原文摘录.
⟨

因此本发明提供了一种单克隆抗体下游纯化过程中有效去除宿主蛋白的方法,该方法包括(1)深层过滤细胞培养液,收集滤出液;(2)对步骤(1)得到的滤出液进行ProteinA亲和层析;(3)对步骤(2)得到的样品进行病毒灭活,并对病毒灭活后的样品进行深层过滤,由此有效地去除包含单克隆抗体的样品中的宿主蛋白。
本发明的方法中,单克隆抗体没有特别的限制,其可以是任何类型的单克隆抗体,例如IgG、IgA、IgE、IgD、IgM等类型。
本发明的方法中,单克隆抗体是体外发酵生产的,使用的哺乳动物细胞包括但不局限与目前通过的各种杂交瘤细胞、中国仓鼠卵巢细胞(CHO)。优选的是CHO细胞。

⟩

(文档理解数据)
⟨

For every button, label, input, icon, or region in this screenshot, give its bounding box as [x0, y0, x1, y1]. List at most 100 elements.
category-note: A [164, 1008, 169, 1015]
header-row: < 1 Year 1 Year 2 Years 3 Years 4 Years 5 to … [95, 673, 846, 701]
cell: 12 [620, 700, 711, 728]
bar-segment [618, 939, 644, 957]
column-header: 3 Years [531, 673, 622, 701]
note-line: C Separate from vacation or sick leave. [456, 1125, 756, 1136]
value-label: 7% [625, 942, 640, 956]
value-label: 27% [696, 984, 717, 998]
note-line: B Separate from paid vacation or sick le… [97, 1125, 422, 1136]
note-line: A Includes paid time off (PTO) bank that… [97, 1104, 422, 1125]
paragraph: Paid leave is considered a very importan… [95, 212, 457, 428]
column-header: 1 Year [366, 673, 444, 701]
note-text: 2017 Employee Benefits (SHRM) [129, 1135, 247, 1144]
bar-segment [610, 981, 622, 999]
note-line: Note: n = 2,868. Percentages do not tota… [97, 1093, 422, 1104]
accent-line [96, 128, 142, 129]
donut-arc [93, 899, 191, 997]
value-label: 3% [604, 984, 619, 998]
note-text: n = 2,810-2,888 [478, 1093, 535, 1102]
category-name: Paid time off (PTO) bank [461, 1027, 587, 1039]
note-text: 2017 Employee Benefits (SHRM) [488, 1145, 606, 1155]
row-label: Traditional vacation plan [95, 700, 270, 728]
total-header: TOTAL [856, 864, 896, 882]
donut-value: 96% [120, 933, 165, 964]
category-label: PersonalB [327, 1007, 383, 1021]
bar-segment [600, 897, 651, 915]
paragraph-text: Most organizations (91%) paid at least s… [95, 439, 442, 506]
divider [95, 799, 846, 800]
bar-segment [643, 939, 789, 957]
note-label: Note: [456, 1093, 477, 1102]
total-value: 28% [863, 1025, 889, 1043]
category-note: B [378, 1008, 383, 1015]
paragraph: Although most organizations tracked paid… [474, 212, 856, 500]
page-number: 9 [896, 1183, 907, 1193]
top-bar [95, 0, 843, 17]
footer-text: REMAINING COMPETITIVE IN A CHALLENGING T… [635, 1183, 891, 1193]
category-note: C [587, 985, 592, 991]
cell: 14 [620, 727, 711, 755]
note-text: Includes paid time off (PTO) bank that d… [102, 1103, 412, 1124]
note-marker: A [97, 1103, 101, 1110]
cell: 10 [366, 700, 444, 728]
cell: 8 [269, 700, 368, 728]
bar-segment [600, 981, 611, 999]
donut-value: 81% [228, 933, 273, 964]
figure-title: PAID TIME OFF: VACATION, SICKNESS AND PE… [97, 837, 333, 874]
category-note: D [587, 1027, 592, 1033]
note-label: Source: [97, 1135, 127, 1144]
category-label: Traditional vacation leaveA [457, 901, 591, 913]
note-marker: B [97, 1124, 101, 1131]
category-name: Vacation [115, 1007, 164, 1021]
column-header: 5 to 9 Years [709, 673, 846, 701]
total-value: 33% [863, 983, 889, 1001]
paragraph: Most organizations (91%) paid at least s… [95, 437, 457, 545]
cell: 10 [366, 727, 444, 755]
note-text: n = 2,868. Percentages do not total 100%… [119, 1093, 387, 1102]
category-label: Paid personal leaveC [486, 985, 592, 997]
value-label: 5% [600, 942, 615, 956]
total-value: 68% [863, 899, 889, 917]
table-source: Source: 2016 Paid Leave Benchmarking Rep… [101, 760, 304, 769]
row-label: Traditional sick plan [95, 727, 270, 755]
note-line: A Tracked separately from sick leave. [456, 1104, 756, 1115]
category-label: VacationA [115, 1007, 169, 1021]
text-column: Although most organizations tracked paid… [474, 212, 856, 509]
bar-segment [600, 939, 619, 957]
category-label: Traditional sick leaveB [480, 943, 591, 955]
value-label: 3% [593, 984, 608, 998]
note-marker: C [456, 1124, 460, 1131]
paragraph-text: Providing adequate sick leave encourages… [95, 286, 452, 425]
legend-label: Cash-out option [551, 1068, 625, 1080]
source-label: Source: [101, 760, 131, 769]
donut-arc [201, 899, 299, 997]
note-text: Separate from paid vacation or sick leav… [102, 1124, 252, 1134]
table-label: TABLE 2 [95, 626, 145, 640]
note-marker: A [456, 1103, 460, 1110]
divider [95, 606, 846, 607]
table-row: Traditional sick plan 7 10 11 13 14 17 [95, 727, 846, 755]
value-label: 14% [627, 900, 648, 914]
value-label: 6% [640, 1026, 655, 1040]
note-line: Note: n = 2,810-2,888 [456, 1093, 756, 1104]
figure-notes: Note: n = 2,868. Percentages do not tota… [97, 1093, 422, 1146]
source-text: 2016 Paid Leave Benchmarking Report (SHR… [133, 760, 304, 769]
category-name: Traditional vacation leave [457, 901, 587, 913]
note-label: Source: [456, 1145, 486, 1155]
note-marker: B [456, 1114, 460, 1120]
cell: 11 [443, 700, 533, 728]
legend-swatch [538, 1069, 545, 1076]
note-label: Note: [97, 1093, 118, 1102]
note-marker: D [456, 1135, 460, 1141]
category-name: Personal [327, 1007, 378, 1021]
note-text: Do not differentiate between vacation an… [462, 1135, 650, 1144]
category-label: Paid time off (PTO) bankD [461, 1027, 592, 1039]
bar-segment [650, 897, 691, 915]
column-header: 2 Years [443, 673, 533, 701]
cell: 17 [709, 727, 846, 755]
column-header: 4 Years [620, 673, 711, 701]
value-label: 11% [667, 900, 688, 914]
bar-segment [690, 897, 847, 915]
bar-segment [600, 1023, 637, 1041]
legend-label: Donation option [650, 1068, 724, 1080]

⟩

任务说明 1. 把原文摘录中以“因此本发明提供了”开头的那一段改写成分条列出的形式，保留主要内容。
任务说明 2. 接着讲单克隆抗体纯化方法的原文摘录，从它的最后一句之后往下写。

作答区 1.
这是一种在单克隆抗体下游纯化中有效去除宿主蛋白的方法，分三步：
1. 对细胞培养液进行深层过滤，收集滤出液；
2. 对第1步得到的滤出液进行ProteinA亲和层析；
3. 对第2步得到的样品进行病毒灭活，再对灭活后的样品进行深层过滤。

作答区 2.
本发明的方法中,通过深层过滤细胞培养液收集滤出液过程中对深层过滤没有特别的要求,所用的深层过滤膜和过滤条件只要能够使得到的滤出液可用于下一步的Protein A亲和层析都是可以接受的。该步骤中所用深层过滤膜可以使用与病毒灭活后深层过滤步骤相同的过滤膜,也可以使用不相同的过滤膜。该步骤用于除去发酵料液的部分杂质,包含完整细胞、死亡细胞产生的碎片、宿主蛋白HCP、DNA和可溶性小分子。
本发明的方法中,Protein A亲和层析用于清除很大比例的细胞培养液中的杂质,尤其是宿主蛋白HCP,因为大多数的宿主蛋白HCP污染物经Protein A亲和色谱时不与色谱结合而直接流穿。作为本发明的优选方式,Protein A亲和层析使用Protein A Diamond(博格隆)作为柱填料,使用该填料时优选淋洗缓冲液25mM Tris-HCl,50mM NaCl,pH7.4±0.2。
本发明的方法中,病毒灭活可以采用本领域的常规技术,只要所述技术对单克隆抗体分子不构成破坏,并且不影响其后续处理。本发明针对重组抗血管内皮生长因子(VEGF)人源化单克隆抗体,优选的病毒灭活采用S/D(溶剂/去污剂)处理,更优选地使用助溶剂为0.3%磷酸三丁酯,表面活性剂为1%聚山梨酯80。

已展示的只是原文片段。